THE TASK
Going through the material below, please gather all lines with the word "color" in them.

——

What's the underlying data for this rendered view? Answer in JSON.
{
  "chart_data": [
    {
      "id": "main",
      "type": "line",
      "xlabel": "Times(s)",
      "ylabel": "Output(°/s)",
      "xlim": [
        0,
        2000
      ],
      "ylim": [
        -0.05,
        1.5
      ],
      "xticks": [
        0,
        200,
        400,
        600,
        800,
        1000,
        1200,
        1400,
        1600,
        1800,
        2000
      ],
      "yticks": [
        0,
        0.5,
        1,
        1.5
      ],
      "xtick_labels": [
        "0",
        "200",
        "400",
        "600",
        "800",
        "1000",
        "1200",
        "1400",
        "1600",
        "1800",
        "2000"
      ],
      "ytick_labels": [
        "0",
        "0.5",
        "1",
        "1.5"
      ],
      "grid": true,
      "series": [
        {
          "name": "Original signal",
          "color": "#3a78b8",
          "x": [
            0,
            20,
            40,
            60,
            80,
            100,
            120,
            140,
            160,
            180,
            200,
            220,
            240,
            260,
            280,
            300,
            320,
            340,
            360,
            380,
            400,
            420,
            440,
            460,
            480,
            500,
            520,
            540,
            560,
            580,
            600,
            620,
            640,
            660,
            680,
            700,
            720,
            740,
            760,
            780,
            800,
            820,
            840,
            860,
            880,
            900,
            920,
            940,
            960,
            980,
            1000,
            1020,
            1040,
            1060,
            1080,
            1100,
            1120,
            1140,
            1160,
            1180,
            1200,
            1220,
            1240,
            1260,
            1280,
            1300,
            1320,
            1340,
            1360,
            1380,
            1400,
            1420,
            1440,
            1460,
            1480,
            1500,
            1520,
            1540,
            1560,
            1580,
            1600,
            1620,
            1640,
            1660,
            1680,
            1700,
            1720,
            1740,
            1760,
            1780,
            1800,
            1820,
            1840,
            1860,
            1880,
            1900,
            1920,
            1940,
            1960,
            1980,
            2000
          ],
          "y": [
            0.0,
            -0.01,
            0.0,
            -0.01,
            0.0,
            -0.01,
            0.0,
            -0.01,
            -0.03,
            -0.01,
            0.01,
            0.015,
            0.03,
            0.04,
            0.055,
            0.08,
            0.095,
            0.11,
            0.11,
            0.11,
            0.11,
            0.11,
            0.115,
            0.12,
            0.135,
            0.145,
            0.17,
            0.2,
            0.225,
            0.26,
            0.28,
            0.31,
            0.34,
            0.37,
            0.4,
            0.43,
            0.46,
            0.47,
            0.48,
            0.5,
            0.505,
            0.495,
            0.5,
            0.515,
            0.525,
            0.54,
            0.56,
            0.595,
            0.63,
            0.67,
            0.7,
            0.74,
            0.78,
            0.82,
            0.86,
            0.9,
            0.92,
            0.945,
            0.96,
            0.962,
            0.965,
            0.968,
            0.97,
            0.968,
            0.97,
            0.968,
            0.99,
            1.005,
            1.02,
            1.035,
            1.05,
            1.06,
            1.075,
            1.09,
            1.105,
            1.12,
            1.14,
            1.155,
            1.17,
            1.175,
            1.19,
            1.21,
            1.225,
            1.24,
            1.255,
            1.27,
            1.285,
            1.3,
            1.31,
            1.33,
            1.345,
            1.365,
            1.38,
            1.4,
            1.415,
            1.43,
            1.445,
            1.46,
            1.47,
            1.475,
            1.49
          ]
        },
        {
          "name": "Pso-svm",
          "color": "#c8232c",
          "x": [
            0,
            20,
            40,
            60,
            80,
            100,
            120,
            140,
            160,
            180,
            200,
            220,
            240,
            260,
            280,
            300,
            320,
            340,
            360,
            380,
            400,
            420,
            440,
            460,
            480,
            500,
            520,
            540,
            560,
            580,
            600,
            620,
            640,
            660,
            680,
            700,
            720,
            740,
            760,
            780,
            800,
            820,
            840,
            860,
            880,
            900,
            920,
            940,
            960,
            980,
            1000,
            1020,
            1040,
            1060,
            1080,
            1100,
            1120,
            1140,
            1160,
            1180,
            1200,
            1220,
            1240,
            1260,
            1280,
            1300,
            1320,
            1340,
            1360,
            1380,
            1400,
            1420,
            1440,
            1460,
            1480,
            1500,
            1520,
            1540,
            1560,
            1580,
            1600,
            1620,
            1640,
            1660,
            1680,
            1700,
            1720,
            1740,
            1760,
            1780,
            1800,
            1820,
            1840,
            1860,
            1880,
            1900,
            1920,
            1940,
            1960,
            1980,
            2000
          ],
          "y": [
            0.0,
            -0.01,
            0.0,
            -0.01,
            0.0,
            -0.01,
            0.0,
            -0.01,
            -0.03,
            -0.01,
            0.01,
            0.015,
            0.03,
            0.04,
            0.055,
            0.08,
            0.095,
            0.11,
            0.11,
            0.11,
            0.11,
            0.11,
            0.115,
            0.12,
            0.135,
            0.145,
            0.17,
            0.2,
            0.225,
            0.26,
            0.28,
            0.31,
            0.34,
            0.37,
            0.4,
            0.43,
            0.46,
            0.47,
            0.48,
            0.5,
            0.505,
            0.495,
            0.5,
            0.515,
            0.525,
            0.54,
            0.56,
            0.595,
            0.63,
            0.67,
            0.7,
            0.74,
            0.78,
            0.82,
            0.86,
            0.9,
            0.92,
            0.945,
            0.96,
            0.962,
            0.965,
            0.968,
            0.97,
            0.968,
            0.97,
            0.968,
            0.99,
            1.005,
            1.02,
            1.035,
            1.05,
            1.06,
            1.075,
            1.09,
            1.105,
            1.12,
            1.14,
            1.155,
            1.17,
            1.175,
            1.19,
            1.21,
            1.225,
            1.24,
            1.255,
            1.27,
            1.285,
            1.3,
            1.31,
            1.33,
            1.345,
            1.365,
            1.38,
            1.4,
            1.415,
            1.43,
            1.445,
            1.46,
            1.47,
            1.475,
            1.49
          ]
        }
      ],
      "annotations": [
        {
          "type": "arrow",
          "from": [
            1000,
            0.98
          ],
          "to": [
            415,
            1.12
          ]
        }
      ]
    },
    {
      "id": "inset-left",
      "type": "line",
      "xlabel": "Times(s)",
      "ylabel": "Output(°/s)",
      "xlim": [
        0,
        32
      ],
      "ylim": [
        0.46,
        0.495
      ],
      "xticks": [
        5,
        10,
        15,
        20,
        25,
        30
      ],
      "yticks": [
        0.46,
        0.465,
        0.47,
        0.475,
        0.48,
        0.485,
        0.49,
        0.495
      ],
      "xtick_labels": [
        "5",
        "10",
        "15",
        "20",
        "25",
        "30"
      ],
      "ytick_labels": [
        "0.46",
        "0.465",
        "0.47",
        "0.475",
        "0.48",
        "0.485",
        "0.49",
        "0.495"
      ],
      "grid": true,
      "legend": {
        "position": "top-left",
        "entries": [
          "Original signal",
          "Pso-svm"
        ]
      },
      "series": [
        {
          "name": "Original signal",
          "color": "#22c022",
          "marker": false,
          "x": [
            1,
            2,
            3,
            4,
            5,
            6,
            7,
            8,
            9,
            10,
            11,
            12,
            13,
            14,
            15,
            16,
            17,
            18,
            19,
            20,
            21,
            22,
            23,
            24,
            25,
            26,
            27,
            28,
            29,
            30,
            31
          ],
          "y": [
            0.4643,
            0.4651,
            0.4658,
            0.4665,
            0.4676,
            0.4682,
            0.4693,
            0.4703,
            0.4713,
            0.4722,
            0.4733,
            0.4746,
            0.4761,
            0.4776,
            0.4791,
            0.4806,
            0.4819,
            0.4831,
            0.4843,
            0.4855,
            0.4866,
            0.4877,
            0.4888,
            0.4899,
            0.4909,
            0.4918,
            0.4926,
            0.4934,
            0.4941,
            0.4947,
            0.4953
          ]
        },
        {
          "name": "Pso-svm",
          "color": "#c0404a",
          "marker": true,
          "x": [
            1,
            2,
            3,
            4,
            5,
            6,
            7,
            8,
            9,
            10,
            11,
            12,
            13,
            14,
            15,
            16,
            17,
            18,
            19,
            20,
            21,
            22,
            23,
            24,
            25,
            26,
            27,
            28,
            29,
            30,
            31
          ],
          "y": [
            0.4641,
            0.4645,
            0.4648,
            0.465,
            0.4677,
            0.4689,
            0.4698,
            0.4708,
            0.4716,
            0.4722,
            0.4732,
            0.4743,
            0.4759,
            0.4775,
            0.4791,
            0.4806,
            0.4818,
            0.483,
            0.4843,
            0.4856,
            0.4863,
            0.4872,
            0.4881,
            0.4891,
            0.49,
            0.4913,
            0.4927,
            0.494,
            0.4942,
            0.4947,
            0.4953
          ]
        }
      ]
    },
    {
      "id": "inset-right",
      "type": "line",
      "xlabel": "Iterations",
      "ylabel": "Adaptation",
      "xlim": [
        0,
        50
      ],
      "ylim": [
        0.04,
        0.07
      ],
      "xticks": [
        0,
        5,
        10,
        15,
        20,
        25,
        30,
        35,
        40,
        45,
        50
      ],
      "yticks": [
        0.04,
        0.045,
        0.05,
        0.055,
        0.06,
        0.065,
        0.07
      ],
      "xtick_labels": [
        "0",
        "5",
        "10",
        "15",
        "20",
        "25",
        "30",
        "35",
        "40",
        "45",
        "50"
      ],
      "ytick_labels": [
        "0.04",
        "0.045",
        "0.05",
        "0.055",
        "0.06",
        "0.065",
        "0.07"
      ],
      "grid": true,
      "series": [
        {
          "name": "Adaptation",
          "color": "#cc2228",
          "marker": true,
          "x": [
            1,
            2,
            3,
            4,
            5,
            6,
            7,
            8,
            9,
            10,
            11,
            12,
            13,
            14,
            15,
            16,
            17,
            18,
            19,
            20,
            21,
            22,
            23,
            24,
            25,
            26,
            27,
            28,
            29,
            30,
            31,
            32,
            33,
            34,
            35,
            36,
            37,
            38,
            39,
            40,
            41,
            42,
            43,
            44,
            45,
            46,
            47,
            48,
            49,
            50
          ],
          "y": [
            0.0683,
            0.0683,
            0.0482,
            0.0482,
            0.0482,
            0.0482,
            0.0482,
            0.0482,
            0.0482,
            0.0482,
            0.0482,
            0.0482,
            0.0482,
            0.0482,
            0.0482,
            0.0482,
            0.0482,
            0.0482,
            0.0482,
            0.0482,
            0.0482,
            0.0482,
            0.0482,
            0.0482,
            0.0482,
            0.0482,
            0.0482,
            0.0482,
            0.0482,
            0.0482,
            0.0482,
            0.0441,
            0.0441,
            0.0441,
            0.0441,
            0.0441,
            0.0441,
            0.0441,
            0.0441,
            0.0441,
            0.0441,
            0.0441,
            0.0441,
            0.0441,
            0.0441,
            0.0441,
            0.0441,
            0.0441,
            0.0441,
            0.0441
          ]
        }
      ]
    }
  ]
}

——

WRITTEN SOLUTION
          "color": "#3a78b8",
          "color": "#c8232c",
          "color": "#22c022",
          "color": "#c0404a",
          "color": "#cc2228",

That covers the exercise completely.